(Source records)
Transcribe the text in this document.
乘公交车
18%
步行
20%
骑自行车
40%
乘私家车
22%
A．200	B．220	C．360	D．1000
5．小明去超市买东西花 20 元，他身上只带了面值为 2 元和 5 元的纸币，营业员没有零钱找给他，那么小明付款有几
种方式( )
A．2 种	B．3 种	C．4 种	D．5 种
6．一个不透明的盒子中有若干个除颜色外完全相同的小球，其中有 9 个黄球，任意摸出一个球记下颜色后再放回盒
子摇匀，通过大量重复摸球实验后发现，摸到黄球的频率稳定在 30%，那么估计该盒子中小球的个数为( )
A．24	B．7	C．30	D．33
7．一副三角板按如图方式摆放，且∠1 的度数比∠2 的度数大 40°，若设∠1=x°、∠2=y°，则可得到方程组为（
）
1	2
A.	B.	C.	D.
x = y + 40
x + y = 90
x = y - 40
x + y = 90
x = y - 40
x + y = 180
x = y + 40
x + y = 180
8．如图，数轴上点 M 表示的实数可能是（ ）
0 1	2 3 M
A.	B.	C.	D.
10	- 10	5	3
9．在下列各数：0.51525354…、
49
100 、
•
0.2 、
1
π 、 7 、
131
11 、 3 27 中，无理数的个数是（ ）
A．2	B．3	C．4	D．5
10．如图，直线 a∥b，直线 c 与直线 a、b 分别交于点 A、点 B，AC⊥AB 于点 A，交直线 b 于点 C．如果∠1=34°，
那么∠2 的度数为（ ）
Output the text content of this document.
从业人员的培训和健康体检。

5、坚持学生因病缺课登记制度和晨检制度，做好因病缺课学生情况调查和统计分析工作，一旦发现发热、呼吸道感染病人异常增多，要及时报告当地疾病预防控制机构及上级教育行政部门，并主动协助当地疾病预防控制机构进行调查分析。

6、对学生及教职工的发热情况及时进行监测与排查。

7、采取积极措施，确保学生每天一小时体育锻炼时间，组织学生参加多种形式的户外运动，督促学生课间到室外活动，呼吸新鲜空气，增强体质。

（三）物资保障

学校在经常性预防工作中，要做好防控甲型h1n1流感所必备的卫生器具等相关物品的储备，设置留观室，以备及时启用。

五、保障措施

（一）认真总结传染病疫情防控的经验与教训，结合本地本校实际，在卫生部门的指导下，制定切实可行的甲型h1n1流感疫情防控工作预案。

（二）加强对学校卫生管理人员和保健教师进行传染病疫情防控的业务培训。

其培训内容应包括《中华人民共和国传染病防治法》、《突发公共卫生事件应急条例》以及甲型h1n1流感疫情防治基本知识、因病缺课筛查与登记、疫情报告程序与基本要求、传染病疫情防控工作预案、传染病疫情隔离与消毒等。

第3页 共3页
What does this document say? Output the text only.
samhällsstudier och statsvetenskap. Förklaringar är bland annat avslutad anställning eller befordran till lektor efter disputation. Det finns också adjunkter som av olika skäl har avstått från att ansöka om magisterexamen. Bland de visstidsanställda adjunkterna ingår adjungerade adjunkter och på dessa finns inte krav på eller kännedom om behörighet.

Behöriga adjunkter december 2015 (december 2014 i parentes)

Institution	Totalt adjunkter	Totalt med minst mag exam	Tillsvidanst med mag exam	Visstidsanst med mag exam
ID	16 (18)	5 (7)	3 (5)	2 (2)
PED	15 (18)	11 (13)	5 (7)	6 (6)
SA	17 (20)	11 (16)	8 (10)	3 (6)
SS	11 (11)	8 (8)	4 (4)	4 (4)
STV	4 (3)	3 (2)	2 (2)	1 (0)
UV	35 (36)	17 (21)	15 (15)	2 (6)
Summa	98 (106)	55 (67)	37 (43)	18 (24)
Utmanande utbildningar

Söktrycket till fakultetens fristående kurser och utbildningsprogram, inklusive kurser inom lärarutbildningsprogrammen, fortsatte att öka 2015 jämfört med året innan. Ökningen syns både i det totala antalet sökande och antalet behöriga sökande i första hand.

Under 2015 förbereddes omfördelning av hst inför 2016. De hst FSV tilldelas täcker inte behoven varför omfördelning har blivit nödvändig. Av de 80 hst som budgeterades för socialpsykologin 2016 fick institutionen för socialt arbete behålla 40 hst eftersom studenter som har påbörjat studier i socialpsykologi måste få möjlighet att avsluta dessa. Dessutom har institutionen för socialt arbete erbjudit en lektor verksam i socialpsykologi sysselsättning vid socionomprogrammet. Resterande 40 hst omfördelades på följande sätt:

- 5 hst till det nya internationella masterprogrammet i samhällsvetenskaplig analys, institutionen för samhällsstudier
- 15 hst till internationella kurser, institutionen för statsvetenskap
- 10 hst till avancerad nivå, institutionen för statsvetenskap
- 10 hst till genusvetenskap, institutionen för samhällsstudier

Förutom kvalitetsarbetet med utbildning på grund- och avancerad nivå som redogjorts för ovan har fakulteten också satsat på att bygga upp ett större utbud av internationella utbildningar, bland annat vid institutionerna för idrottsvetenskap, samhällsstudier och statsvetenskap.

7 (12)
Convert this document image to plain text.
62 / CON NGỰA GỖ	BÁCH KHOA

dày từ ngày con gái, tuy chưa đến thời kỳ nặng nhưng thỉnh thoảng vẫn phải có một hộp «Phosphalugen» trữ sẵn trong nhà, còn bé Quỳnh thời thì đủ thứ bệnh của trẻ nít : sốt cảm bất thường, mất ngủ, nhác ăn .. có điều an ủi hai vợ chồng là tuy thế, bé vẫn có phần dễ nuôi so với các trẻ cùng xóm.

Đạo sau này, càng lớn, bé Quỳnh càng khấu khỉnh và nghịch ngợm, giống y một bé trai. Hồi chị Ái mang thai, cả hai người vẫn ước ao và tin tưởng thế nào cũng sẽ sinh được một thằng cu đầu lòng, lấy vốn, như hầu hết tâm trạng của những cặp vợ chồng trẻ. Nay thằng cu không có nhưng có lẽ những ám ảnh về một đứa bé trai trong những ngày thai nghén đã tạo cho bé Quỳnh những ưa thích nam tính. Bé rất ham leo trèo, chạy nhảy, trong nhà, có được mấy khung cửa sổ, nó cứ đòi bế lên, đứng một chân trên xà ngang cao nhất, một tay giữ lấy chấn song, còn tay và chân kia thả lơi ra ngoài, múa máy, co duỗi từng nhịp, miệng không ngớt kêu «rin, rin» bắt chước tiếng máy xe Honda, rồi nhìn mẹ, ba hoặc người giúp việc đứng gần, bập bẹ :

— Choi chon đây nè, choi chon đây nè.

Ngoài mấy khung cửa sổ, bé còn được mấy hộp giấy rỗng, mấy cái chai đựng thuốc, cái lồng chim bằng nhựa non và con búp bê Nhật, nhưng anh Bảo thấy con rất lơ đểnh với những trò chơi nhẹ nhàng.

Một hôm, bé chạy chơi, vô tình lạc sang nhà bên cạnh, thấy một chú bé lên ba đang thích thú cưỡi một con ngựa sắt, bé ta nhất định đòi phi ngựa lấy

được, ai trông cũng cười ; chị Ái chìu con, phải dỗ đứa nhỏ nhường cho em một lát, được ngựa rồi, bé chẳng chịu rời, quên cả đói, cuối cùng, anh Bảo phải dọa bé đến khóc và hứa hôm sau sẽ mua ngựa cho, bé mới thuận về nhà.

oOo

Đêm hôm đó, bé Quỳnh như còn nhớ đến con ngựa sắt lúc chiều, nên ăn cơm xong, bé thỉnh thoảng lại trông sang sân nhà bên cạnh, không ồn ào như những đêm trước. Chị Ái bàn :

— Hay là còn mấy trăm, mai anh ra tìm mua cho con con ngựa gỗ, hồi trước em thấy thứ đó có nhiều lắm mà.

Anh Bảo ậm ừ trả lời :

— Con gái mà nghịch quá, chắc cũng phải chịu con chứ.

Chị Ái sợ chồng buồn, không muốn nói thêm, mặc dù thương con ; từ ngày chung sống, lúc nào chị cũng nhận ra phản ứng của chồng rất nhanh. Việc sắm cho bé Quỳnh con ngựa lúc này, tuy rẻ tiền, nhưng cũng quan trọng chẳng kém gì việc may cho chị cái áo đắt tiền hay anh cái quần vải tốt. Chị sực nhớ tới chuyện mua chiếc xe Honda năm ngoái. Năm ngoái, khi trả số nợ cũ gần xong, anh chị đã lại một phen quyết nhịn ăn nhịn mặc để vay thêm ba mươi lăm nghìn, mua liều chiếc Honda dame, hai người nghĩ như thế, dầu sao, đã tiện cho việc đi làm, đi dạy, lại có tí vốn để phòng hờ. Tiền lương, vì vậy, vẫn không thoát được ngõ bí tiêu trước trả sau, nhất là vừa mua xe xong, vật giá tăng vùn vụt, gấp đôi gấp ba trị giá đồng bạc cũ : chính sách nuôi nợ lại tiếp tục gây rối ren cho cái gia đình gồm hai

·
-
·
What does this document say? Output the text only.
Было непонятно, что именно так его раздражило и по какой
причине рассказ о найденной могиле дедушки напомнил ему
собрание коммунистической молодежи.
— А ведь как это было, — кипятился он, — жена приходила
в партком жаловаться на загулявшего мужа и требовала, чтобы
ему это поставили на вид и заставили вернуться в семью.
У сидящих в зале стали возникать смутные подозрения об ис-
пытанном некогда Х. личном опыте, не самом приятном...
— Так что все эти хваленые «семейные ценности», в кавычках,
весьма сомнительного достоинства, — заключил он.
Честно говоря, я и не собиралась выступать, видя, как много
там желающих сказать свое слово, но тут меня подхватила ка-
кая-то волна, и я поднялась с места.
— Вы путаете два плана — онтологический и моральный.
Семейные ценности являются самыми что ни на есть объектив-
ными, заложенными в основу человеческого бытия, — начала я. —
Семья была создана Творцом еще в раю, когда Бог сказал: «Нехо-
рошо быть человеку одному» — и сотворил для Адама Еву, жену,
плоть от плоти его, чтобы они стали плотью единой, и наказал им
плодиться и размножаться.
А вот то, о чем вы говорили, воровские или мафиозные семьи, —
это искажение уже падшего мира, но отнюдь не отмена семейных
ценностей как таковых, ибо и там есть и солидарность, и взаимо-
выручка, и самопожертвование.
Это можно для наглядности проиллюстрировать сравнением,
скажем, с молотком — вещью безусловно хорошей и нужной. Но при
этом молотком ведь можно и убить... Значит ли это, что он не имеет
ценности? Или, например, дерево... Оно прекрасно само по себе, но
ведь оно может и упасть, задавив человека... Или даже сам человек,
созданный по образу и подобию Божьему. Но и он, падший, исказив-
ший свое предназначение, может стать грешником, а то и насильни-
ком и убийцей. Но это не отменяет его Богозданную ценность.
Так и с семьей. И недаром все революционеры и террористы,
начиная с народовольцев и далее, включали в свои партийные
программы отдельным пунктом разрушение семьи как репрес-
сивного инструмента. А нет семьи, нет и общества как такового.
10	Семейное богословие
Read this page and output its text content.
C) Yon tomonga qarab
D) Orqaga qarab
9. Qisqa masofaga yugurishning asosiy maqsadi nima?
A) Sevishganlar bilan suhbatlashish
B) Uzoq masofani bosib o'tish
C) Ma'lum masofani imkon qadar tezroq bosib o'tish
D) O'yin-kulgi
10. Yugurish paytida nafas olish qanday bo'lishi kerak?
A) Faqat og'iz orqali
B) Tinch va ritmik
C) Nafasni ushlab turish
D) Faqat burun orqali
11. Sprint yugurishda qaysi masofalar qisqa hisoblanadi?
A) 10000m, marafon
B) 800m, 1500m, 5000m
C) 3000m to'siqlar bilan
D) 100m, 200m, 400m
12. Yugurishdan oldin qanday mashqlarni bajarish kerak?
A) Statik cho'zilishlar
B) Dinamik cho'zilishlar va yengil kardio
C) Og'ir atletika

> **What the task requires**:
Every line that holds the word "avancerad" should be extracted.

> **The reply**:
- 10 hst till avancerad nivå, institutionen för statsvetenskap
Förutom kvalitetsarbetet med utbildning på grund- och avancerad nivå som redogjorts för ovan har fakulteten också satsat på att bygga upp ett större utbud av internationella utbildningar, bland annat vid institutionerna för idrottsvetenskap, samhällsstudier och statsvetenskap.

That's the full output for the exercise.